## START
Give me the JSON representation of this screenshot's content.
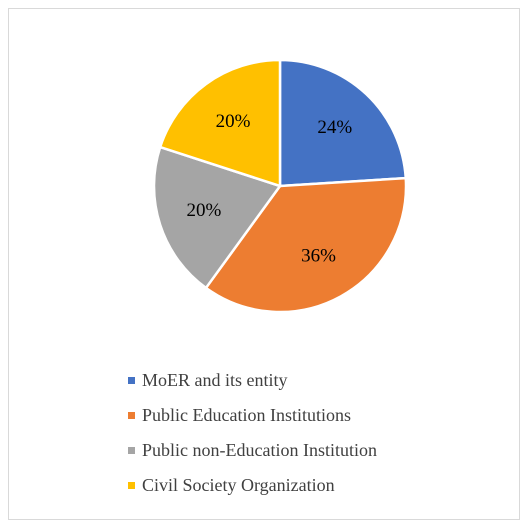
{
  "chart_data": {
    "type": "pie",
    "title": "",
    "categories": [
      "MoER and its entity",
      "Public Education Institutions",
      "Public non-Education Institution",
      "Civil Society Organization"
    ],
    "values": [
      24,
      36,
      20,
      20
    ],
    "value_labels": [
      "24%",
      "36%",
      "20%",
      "20%"
    ],
    "colors": [
      "#4472c4",
      "#ed7d31",
      "#a5a5a5",
      "#ffc000"
    ],
    "start_angle_deg": 0,
    "direction": "clockwise",
    "legend_placement": "bottom"
  }
}
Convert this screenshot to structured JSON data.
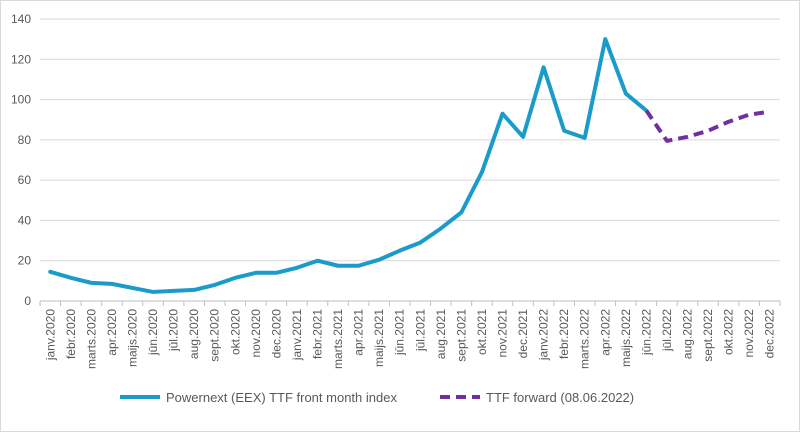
{
  "chart_data": {
    "type": "line",
    "title": "",
    "xlabel": "",
    "ylabel": "",
    "ylim": [
      0,
      140
    ],
    "yticks": [
      0,
      20,
      40,
      60,
      80,
      100,
      120,
      140
    ],
    "grid": true,
    "legend_position": "bottom",
    "categories": [
      "janv.2020",
      "febr.2020",
      "marts.2020",
      "apr.2020",
      "maijs.2020",
      "jūn.2020",
      "jūl.2020",
      "aug.2020",
      "sept.2020",
      "okt.2020",
      "nov.2020",
      "dec.2020",
      "janv.2021",
      "febr.2021",
      "marts.2021",
      "apr.2021",
      "maijs.2021",
      "jūn.2021",
      "jūl.2021",
      "aug.2021",
      "sept.2021",
      "okt.2021",
      "nov.2021",
      "dec.2021",
      "janv.2022",
      "febr.2022",
      "marts.2022",
      "apr.2022",
      "maijs.2022",
      "jūn.2022",
      "jūl.2022",
      "aug.2022",
      "sept.2022",
      "okt.2022",
      "nov.2022",
      "dec.2022"
    ],
    "series": [
      {
        "name": "Powernext (EEX) TTF front month index",
        "color": "#1b9bc9",
        "style": "solid",
        "values": [
          14.5,
          11.5,
          9,
          8.5,
          6.5,
          4.5,
          5,
          5.5,
          8,
          11.5,
          14,
          14,
          16.5,
          20,
          17.5,
          17.5,
          20.5,
          25,
          29,
          36,
          44,
          64,
          93,
          81.5,
          116,
          84.5,
          81,
          130,
          103,
          94.5,
          null,
          null,
          null,
          null,
          null,
          null
        ]
      },
      {
        "name": "TTF forward (08.06.2022)",
        "color": "#7030a0",
        "style": "dashed",
        "values": [
          null,
          null,
          null,
          null,
          null,
          null,
          null,
          null,
          null,
          null,
          null,
          null,
          null,
          null,
          null,
          null,
          null,
          null,
          null,
          null,
          null,
          null,
          null,
          null,
          null,
          null,
          null,
          null,
          null,
          94.5,
          79.5,
          81.5,
          84.5,
          89,
          92.5,
          94
        ]
      }
    ]
  }
}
## END
**Set exercise:** Write out the full listing verbatim, excluding its pictures.

**Problem solution:**
Give me the JSON representation of this screenshot's content.
{
  "chart_data": {
    "type": "pie",
    "title": "",
    "categories": [
      "MoER and its entity",
      "Public Education Institutions",
      "Public non-Education Institution",
      "Civil Society Organization"
    ],
    "values": [
      24,
      36,
      20,
      20
    ],
    "value_labels": [
      "24%",
      "36%",
      "20%",
      "20%"
    ],
    "colors": [
      "#4472c4",
      "#ed7d31",
      "#a5a5a5",
      "#ffc000"
    ],
    "start_angle_deg": 0,
    "direction": "clockwise",
    "legend_placement": "bottom"
  }
}
Convert this screenshot to structured JSON data.
{
  "chart_data": {
    "type": "line",
    "title": "",
    "xlabel": "",
    "ylabel": "",
    "ylim": [
      0,
      140
    ],
    "yticks": [
      0,
      20,
      40,
      60,
      80,
      100,
      120,
      140
    ],
    "grid": true,
    "legend_position": "bottom",
    "categories": [
      "janv.2020",
      "febr.2020",
      "marts.2020",
      "apr.2020",
      "maijs.2020",
      "jūn.2020",
      "jūl.2020",
      "aug.2020",
      "sept.2020",
      "okt.2020",
      "nov.2020",
      "dec.2020",
      "janv.2021",
      "febr.2021",
      "marts.2021",
      "apr.2021",
      "maijs.2021",
      "jūn.2021",
      "jūl.2021",
      "aug.2021",
      "sept.2021",
      "okt.2021",
      "nov.2021",
      "dec.2021",
      "janv.2022",
      "febr.2022",
      "marts.2022",
      "apr.2022",
      "maijs.2022",
      "jūn.2022",
      "jūl.2022",
      "aug.2022",
      "sept.2022",
      "okt.2022",
      "nov.2022",
      "dec.2022"
    ],
    "series": [
      {
        "name": "Powernext (EEX) TTF front month index",
        "color": "#1b9bc9",
        "style": "solid",
        "values": [
          14.5,
          11.5,
          9,
          8.5,
          6.5,
          4.5,
          5,
          5.5,
          8,
          11.5,
          14,
          14,
          16.5,
          20,
          17.5,
          17.5,
          20.5,
          25,
          29,
          36,
          44,
          64,
          93,
          81.5,
          116,
          84.5,
          81,
          130,
          103,
          94.5,
          null,
          null,
          null,
          null,
          null,
          null
        ]
      },
      {
        "name": "TTF forward (08.06.2022)",
        "color": "#7030a0",
        "style": "dashed",
        "values": [
          null,
          null,
          null,
          null,
          null,
          null,
          null,
          null,
          null,
          null,
          null,
          null,
          null,
          null,
          null,
          null,
          null,
          null,
          null,
          null,
          null,
          null,
          null,
          null,
          null,
          null,
          null,
          null,
          null,
          94.5,
          79.5,
          81.5,
          84.5,
          89,
          92.5,
          94
        ]
      }
    ]
  }
}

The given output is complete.